Stated goal:
Leave out any pictures and transcribe all other data below exactly.

.....

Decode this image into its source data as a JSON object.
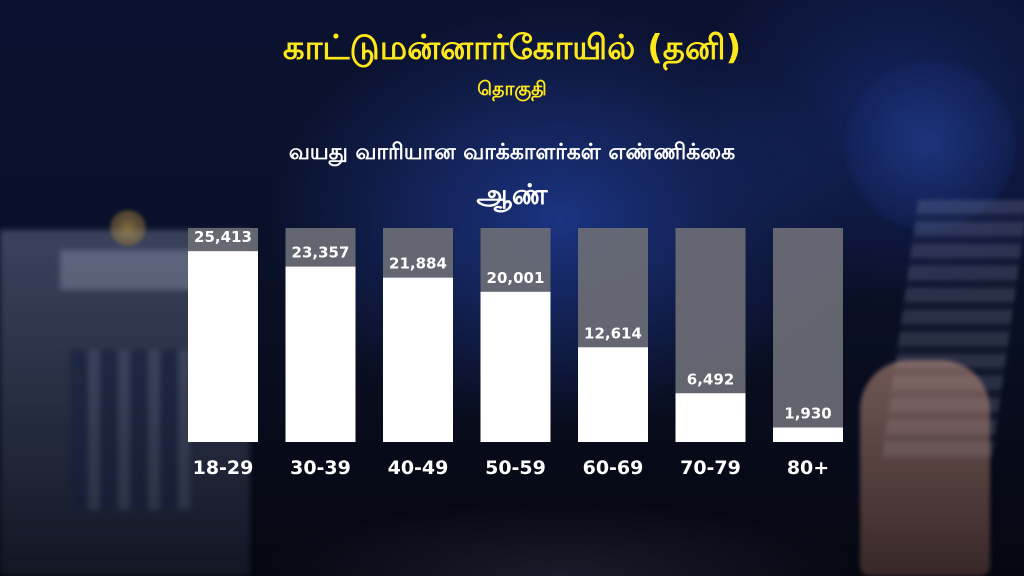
{
  "header": {
    "title": "காட்டுமன்னார்கோயில் (தனி)",
    "subtitle": "தொகுதி",
    "heading": "வயது வாரியான வாக்காளர்கள் எண்ணிக்கை",
    "category": "ஆண்"
  },
  "chart_data": {
    "type": "bar",
    "categories": [
      "18-29",
      "30-39",
      "40-49",
      "50-59",
      "60-69",
      "70-79",
      "80+"
    ],
    "values": [
      25413,
      23357,
      21884,
      20001,
      12614,
      6492,
      1930
    ],
    "value_labels": [
      "25,413",
      "23,357",
      "21,884",
      "20,001",
      "12,614",
      "6,492",
      "1,930"
    ],
    "ylim": [
      0,
      28500
    ],
    "bar_color": "#ffffff",
    "track_color": "#6b6d75",
    "label_color": "#ffffff"
  }
}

.....

Finished exercise:
Decode this image into its source data as a JSON object.
{
  "header": {
    "title": "காட்டுமன்னார்கோயில் (தனி)",
    "subtitle": "தொகுதி",
    "heading": "வயது வாரியான வாக்காளர்கள் எண்ணிக்கை",
    "category": "ஆண்"
  },
  "chart_data": {
    "type": "bar",
    "categories": [
      "18-29",
      "30-39",
      "40-49",
      "50-59",
      "60-69",
      "70-79",
      "80+"
    ],
    "values": [
      25413,
      23357,
      21884,
      20001,
      12614,
      6492,
      1930
    ],
    "value_labels": [
      "25,413",
      "23,357",
      "21,884",
      "20,001",
      "12,614",
      "6,492",
      "1,930"
    ],
    "ylim": [
      0,
      28500
    ],
    "bar_color": "#ffffff",
    "track_color": "#6b6d75",
    "label_color": "#ffffff"
  }
}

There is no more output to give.